• Task details: Pull out every line containing the string "press".

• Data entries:
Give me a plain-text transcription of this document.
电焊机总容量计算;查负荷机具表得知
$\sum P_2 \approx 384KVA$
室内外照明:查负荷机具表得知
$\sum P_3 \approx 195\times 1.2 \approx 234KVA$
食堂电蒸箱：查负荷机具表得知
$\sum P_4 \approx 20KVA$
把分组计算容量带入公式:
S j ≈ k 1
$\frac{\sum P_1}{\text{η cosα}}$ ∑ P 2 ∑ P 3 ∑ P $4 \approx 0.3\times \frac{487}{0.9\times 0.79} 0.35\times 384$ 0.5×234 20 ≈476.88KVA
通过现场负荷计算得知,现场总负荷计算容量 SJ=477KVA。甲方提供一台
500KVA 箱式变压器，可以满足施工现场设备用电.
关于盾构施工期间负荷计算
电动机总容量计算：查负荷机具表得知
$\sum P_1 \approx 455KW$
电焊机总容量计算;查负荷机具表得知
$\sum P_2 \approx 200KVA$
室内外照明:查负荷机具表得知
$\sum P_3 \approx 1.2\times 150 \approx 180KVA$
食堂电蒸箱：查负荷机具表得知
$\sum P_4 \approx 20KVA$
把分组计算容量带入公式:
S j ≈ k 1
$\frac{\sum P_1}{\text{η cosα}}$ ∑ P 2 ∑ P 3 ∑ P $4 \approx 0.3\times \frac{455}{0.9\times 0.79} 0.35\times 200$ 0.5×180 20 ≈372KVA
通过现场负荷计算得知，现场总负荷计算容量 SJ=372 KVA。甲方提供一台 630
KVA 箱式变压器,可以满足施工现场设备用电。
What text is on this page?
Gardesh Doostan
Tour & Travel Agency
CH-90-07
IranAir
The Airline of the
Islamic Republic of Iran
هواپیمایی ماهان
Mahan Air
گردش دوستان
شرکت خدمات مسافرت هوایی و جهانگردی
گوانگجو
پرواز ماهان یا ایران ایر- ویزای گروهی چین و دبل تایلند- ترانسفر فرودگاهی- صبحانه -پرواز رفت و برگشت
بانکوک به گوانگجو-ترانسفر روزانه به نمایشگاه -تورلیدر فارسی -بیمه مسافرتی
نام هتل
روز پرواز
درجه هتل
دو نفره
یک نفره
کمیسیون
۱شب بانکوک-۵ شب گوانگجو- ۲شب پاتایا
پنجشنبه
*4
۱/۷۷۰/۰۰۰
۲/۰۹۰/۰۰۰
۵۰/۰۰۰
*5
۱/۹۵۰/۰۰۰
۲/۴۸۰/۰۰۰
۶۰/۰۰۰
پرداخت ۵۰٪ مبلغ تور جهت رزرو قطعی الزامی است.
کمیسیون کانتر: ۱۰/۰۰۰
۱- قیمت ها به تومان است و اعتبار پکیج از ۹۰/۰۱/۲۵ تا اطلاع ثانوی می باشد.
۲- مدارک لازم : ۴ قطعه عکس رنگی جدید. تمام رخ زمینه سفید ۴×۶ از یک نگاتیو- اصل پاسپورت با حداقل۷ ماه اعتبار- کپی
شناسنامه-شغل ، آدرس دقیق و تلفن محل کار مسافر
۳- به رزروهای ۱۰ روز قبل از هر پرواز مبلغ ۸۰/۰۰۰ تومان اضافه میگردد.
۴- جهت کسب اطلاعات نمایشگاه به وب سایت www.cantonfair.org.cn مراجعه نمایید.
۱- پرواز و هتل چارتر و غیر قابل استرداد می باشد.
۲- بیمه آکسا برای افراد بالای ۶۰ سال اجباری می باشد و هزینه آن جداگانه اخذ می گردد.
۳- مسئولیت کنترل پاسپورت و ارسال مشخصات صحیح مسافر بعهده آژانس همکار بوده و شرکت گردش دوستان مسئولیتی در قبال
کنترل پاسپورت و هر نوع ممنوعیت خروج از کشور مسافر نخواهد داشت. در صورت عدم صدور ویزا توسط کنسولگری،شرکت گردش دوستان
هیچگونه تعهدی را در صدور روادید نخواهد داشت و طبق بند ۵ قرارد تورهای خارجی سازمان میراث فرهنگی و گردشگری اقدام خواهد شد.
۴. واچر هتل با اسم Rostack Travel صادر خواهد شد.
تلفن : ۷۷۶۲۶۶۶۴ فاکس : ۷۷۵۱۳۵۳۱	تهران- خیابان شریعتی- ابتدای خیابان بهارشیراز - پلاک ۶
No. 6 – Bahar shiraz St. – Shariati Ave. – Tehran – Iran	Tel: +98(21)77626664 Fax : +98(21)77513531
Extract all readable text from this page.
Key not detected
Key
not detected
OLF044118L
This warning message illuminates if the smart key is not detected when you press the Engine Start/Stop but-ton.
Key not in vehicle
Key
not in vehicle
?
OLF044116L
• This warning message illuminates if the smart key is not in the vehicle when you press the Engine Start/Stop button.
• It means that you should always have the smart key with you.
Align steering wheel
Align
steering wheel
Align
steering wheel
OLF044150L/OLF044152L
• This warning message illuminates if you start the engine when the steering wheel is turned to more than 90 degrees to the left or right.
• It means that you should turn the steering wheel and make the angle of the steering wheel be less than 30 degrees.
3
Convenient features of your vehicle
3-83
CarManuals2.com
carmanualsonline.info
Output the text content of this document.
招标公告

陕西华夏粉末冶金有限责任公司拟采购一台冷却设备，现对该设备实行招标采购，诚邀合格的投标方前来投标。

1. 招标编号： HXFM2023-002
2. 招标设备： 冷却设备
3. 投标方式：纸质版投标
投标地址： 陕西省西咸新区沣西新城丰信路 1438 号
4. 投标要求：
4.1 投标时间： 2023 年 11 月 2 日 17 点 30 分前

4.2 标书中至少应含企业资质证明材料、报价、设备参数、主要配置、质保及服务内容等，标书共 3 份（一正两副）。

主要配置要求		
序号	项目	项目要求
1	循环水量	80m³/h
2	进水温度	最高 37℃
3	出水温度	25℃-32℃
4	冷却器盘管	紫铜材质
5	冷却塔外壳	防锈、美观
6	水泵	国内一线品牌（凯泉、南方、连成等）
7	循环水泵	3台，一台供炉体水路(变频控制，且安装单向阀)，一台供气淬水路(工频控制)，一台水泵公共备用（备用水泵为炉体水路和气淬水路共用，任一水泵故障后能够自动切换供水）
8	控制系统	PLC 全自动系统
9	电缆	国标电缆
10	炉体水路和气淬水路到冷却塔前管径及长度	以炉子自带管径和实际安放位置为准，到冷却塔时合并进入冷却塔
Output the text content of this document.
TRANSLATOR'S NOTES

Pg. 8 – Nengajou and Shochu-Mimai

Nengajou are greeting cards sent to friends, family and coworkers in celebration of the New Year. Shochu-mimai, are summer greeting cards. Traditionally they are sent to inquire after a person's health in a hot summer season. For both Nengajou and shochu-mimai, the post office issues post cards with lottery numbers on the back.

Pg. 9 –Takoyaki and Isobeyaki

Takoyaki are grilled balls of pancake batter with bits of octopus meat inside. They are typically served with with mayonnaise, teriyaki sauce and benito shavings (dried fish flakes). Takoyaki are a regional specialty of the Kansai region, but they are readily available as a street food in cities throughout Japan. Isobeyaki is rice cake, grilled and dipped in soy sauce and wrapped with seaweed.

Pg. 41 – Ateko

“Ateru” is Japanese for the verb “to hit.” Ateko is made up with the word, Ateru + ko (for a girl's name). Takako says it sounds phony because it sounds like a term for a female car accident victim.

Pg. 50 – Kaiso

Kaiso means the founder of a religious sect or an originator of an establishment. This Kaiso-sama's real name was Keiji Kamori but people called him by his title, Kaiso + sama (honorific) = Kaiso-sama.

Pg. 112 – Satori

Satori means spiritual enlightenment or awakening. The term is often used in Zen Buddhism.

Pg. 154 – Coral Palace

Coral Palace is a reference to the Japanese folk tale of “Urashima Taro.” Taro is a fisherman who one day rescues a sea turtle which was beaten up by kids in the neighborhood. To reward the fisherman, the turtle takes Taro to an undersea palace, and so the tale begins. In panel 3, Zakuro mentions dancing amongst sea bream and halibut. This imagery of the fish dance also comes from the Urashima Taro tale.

• Answer:
This warning message illuminates if the smart key is not detected when you press the Engine Start/Stop but-ton.
• This warning message illuminates if the smart key is not in the vehicle when you press the Engine Start/Stop button.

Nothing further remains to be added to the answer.